What you should do. Find the lines with the string "stab" and return them.

(Dataset listings of figures)
•••••

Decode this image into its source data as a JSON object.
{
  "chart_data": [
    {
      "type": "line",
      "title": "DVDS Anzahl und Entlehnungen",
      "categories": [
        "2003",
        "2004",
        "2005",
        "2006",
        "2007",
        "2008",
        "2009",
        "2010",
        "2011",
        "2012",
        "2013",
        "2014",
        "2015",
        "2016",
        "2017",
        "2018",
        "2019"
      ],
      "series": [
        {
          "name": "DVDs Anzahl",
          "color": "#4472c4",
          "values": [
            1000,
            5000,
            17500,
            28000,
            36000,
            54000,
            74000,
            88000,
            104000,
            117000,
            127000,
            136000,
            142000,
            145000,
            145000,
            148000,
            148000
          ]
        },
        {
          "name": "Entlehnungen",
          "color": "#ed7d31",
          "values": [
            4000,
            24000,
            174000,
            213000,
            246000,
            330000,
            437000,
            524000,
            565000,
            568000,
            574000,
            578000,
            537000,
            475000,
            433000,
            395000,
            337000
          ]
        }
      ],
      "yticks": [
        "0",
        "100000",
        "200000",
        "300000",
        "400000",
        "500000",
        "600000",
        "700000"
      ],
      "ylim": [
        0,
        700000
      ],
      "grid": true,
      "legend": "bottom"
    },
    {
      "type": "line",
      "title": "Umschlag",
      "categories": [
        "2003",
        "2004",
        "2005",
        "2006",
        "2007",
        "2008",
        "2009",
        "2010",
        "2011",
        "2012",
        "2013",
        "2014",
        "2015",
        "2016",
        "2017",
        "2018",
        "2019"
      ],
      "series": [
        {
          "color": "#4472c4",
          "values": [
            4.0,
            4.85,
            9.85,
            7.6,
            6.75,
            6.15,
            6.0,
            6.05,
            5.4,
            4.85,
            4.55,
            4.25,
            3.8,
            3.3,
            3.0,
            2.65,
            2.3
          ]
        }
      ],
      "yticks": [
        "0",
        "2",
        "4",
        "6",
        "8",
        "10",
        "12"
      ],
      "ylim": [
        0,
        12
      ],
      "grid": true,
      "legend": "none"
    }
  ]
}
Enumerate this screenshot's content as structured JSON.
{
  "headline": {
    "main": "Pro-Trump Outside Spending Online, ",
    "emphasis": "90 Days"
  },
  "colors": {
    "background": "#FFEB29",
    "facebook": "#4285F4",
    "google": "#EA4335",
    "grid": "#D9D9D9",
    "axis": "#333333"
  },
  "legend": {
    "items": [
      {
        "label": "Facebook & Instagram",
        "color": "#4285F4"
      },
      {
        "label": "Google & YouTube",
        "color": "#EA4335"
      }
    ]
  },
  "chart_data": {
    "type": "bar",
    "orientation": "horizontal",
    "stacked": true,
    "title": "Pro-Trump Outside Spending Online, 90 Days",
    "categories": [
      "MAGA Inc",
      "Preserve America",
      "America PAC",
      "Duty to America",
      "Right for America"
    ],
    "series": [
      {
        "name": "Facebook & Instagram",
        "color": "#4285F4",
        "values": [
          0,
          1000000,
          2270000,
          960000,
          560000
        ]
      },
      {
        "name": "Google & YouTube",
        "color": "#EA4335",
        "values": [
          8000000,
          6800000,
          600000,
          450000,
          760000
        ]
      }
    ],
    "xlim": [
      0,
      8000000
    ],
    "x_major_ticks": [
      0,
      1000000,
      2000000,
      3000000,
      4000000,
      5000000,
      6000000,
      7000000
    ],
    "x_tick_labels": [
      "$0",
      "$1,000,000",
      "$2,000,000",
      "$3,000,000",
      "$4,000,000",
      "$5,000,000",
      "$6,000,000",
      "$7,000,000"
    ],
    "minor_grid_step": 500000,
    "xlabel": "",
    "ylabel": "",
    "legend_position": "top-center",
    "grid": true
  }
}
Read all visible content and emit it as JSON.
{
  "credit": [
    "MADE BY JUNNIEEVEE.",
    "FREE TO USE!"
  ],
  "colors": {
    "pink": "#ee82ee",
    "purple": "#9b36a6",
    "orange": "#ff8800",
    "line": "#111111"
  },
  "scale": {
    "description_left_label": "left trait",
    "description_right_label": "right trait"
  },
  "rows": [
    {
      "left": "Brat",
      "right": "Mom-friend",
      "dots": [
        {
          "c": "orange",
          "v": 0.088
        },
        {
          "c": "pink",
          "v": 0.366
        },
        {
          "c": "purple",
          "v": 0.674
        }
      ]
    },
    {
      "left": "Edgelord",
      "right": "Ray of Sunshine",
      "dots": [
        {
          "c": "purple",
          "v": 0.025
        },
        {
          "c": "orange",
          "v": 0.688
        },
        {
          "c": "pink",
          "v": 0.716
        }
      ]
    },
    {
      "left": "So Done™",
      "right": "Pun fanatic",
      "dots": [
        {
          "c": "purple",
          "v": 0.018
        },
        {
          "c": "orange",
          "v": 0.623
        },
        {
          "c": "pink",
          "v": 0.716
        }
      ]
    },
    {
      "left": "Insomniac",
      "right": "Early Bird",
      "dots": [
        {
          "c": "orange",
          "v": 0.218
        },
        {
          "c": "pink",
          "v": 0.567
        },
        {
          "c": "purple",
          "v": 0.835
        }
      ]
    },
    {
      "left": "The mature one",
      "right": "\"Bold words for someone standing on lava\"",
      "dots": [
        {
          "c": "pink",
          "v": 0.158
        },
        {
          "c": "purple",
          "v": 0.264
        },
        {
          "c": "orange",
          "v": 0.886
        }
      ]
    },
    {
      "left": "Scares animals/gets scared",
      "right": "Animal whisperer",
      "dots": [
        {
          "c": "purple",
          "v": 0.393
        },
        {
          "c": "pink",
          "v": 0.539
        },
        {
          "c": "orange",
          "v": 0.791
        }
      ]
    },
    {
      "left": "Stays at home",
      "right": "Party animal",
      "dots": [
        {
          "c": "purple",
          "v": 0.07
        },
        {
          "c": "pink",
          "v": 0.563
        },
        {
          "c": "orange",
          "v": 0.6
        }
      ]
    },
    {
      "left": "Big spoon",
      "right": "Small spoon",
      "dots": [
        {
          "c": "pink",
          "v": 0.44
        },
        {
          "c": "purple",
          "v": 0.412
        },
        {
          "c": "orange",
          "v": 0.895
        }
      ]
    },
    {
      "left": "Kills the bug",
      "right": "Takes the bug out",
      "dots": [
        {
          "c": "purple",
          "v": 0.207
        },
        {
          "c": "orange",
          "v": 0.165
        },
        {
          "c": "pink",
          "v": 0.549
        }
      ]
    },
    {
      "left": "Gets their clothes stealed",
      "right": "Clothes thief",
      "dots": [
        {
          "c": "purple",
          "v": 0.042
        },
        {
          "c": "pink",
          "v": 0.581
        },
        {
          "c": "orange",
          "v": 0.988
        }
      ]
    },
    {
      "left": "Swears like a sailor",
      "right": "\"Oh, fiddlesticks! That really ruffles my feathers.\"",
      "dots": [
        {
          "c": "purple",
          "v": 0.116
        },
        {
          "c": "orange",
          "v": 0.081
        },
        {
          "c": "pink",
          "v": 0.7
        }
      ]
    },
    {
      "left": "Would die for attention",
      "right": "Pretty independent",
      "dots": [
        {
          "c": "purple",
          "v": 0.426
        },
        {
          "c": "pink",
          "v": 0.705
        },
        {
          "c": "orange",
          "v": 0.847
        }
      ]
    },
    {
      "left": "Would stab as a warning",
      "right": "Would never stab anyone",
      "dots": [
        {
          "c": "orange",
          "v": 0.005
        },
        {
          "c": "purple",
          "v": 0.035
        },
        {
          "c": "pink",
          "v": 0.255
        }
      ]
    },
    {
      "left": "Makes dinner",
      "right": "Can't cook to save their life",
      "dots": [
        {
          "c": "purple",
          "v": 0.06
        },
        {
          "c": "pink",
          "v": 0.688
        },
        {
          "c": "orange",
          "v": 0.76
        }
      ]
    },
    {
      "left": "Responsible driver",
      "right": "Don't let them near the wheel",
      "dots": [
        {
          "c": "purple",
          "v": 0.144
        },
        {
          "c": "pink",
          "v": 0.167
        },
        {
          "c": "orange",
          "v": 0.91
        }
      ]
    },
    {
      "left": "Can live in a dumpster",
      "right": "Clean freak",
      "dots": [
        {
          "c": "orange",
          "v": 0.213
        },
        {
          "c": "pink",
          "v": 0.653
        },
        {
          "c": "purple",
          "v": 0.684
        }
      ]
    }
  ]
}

•••••

Solution for this task.
      "left": "Would stab as a warning",
      "right": "Would never stab anyone",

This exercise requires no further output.